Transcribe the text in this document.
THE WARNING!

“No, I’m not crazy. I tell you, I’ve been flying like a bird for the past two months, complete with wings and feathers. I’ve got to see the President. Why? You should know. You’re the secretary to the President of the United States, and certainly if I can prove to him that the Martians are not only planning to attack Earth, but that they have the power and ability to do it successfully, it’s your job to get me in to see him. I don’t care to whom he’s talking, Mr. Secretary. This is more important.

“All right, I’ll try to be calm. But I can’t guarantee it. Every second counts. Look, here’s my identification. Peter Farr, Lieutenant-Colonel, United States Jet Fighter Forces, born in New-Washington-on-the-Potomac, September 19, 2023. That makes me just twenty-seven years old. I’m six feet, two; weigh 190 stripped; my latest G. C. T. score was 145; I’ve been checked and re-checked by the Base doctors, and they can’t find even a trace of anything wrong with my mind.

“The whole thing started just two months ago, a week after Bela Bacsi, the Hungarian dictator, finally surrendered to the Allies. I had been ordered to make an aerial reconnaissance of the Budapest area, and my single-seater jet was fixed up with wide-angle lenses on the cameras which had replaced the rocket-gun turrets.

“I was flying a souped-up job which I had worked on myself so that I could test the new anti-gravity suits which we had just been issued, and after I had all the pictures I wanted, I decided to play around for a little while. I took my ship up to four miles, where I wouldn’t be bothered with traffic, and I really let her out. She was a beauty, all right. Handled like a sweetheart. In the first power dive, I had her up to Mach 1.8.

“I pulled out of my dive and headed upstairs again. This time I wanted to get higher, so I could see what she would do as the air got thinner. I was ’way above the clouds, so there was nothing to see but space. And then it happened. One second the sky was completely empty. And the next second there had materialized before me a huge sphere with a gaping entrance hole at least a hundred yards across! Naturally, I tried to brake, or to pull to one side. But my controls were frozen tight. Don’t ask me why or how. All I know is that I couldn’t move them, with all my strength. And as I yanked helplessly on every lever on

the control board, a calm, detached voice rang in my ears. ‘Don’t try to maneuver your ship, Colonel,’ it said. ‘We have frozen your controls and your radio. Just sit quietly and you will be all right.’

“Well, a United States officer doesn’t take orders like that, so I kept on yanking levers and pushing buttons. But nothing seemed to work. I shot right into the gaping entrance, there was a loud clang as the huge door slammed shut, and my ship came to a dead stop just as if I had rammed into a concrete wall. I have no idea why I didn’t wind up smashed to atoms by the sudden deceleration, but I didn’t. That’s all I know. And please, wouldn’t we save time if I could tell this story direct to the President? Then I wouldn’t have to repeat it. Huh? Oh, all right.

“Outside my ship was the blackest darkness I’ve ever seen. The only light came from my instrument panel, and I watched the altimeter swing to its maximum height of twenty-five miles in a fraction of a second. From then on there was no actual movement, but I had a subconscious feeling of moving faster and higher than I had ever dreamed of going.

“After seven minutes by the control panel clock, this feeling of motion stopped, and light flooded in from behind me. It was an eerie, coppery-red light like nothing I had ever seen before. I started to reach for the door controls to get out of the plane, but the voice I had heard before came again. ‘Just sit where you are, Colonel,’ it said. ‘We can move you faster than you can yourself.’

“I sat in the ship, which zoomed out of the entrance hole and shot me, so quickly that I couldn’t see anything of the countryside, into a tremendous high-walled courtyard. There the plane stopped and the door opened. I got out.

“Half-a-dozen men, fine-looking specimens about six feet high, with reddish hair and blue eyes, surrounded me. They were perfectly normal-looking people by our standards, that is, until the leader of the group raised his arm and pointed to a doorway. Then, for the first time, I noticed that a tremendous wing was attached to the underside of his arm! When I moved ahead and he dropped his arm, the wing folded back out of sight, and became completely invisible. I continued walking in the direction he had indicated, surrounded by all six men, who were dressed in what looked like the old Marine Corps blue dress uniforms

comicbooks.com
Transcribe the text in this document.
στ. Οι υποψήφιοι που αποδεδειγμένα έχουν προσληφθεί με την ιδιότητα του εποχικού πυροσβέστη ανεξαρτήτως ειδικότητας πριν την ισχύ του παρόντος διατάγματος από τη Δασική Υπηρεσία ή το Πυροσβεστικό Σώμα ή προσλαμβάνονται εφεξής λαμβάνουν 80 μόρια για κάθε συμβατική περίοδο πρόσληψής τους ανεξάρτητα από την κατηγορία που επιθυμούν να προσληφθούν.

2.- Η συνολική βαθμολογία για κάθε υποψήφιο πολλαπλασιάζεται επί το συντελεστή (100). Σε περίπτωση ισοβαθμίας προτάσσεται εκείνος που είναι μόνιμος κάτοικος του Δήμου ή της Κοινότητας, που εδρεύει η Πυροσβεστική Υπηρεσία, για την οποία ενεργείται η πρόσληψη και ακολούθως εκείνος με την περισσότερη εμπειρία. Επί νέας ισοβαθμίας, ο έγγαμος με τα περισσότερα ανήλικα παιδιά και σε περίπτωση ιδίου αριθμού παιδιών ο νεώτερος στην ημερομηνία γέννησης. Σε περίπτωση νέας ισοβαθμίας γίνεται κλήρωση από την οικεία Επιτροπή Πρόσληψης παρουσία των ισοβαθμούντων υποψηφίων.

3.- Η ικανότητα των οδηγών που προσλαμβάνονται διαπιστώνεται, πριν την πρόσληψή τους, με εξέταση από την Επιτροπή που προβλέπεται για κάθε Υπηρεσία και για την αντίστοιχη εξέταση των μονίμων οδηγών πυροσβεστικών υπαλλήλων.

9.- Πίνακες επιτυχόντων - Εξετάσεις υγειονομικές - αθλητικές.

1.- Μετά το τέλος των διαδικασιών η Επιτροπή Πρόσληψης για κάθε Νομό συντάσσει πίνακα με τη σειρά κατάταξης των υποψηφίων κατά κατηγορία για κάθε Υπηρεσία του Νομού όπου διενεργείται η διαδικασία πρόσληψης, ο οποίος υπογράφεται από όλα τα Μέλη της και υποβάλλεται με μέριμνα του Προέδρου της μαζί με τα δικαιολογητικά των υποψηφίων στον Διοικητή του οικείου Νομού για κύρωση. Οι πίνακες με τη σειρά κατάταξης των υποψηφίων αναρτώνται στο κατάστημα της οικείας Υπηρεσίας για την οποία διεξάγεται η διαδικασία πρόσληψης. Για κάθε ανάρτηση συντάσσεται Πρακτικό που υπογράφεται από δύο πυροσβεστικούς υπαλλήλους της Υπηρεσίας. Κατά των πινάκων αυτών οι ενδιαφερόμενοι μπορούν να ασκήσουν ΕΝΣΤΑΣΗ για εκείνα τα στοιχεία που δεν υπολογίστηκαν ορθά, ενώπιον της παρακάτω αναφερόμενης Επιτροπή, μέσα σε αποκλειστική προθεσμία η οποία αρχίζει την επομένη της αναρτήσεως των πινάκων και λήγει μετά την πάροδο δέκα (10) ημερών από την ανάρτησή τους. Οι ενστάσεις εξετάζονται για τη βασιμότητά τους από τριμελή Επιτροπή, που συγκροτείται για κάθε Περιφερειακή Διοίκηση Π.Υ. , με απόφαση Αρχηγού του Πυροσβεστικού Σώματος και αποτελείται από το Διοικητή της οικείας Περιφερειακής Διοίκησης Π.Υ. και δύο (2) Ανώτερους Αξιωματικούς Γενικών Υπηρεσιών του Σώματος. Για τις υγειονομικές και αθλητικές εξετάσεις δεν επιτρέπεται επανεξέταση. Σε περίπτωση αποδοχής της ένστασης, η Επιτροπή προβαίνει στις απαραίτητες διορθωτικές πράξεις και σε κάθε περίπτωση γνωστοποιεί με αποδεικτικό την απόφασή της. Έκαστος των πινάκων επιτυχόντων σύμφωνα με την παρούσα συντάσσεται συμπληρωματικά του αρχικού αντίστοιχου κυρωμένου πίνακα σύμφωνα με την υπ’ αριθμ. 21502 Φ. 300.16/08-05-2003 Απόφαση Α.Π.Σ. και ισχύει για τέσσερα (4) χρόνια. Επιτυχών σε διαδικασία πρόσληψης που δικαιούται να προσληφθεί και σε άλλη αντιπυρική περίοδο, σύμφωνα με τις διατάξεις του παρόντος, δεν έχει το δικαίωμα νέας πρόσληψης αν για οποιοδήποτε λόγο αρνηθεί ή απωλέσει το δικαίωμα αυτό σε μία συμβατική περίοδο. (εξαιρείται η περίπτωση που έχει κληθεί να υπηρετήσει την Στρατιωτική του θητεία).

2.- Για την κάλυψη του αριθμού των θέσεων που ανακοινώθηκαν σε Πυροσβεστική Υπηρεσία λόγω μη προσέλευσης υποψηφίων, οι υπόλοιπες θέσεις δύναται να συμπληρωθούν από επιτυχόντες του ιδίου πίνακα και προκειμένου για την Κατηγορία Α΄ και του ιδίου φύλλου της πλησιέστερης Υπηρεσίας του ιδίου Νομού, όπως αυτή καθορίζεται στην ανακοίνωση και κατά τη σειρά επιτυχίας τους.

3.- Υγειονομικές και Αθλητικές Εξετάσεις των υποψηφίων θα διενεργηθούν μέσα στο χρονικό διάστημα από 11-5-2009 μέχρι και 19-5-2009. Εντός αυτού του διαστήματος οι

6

--------------------------------

Reply with one number only, the count of lines above that hold the string "were".

2